JOB → Below is the data. Give it again, complete and exact.

EXERCISE INPUTS →
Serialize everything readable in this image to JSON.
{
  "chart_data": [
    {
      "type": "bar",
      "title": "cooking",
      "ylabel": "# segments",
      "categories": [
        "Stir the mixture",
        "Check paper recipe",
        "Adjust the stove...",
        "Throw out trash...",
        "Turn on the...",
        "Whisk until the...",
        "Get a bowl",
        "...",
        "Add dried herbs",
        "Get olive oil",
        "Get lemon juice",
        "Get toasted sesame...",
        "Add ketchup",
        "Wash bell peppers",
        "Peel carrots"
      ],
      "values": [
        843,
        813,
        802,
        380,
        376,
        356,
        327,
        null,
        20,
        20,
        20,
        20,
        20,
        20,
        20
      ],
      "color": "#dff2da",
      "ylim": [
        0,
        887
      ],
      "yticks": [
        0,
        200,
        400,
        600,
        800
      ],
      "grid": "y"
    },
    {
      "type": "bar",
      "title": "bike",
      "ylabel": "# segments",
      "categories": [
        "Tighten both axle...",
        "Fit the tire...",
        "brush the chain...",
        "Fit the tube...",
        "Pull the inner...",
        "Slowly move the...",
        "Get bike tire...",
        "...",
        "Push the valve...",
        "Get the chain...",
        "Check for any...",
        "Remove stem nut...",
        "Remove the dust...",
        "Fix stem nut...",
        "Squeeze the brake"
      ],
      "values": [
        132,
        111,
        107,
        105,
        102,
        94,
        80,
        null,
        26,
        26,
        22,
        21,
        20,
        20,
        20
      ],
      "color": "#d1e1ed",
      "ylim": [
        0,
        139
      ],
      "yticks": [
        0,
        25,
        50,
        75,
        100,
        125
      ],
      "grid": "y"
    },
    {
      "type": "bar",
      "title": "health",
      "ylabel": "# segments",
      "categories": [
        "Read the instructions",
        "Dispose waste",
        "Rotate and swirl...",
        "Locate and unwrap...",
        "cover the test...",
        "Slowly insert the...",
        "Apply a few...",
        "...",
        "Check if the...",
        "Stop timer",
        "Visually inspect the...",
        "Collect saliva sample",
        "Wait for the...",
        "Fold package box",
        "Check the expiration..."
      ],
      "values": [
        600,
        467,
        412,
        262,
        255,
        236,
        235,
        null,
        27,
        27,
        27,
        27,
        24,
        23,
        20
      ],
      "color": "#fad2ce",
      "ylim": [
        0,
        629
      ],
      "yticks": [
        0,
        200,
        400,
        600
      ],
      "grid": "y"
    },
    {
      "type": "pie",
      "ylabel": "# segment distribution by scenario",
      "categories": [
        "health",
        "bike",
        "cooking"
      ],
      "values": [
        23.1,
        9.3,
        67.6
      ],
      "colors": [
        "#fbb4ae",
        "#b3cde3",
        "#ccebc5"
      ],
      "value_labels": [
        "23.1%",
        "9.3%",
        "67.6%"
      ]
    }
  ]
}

ANSWER TO THIS PROBLEM →
Serialize everything readable in this image to JSON.
{
  "chart_data": [
    {
      "type": "bar",
      "title": "cooking",
      "ylabel": "# segments",
      "categories": [
        "Stir the mixture",
        "Check paper recipe",
        "Adjust the stove...",
        "Throw out trash...",
        "Turn on the...",
        "Whisk until the...",
        "Get a bowl",
        "...",
        "Add dried herbs",
        "Get olive oil",
        "Get lemon juice",
        "Get toasted sesame...",
        "Add ketchup",
        "Wash bell peppers",
        "Peel carrots"
      ],
      "values": [
        843,
        813,
        802,
        380,
        376,
        356,
        327,
        null,
        20,
        20,
        20,
        20,
        20,
        20,
        20
      ],
      "color": "#dff2da",
      "ylim": [
        0,
        887
      ],
      "yticks": [
        0,
        200,
        400,
        600,
        800
      ],
      "grid": "y"
    },
    {
      "type": "bar",
      "title": "bike",
      "ylabel": "# segments",
      "categories": [
        "Tighten both axle...",
        "Fit the tire...",
        "brush the chain...",
        "Fit the tube...",
        "Pull the inner...",
        "Slowly move the...",
        "Get bike tire...",
        "...",
        "Push the valve...",
        "Get the chain...",
        "Check for any...",
        "Remove stem nut...",
        "Remove the dust...",
        "Fix stem nut...",
        "Squeeze the brake"
      ],
      "values": [
        132,
        111,
        107,
        105,
        102,
        94,
        80,
        null,
        26,
        26,
        22,
        21,
        20,
        20,
        20
      ],
      "color": "#d1e1ed",
      "ylim": [
        0,
        139
      ],
      "yticks": [
        0,
        25,
        50,
        75,
        100,
        125
      ],
      "grid": "y"
    },
    {
      "type": "bar",
      "title": "health",
      "ylabel": "# segments",
      "categories": [
        "Read the instructions",
        "Dispose waste",
        "Rotate and swirl...",
        "Locate and unwrap...",
        "cover the test...",
        "Slowly insert the...",
        "Apply a few...",
        "...",
        "Check if the...",
        "Stop timer",
        "Visually inspect the...",
        "Collect saliva sample",
        "Wait for the...",
        "Fold package box",
        "Check the expiration..."
      ],
      "values": [
        600,
        467,
        412,
        262,
        255,
        236,
        235,
        null,
        27,
        27,
        27,
        27,
        24,
        23,
        20
      ],
      "color": "#fad2ce",
      "ylim": [
        0,
        629
      ],
      "yticks": [
        0,
        200,
        400,
        600
      ],
      "grid": "y"
    },
    {
      "type": "pie",
      "ylabel": "# segment distribution by scenario",
      "categories": [
        "health",
        "bike",
        "cooking"
      ],
      "values": [
        23.1,
        9.3,
        67.6
      ],
      "colors": [
        "#fbb4ae",
        "#b3cde3",
        "#ccebc5"
      ],
      "value_labels": [
        "23.1%",
        "9.3%",
        "67.6%"
      ]
    }
  ]
}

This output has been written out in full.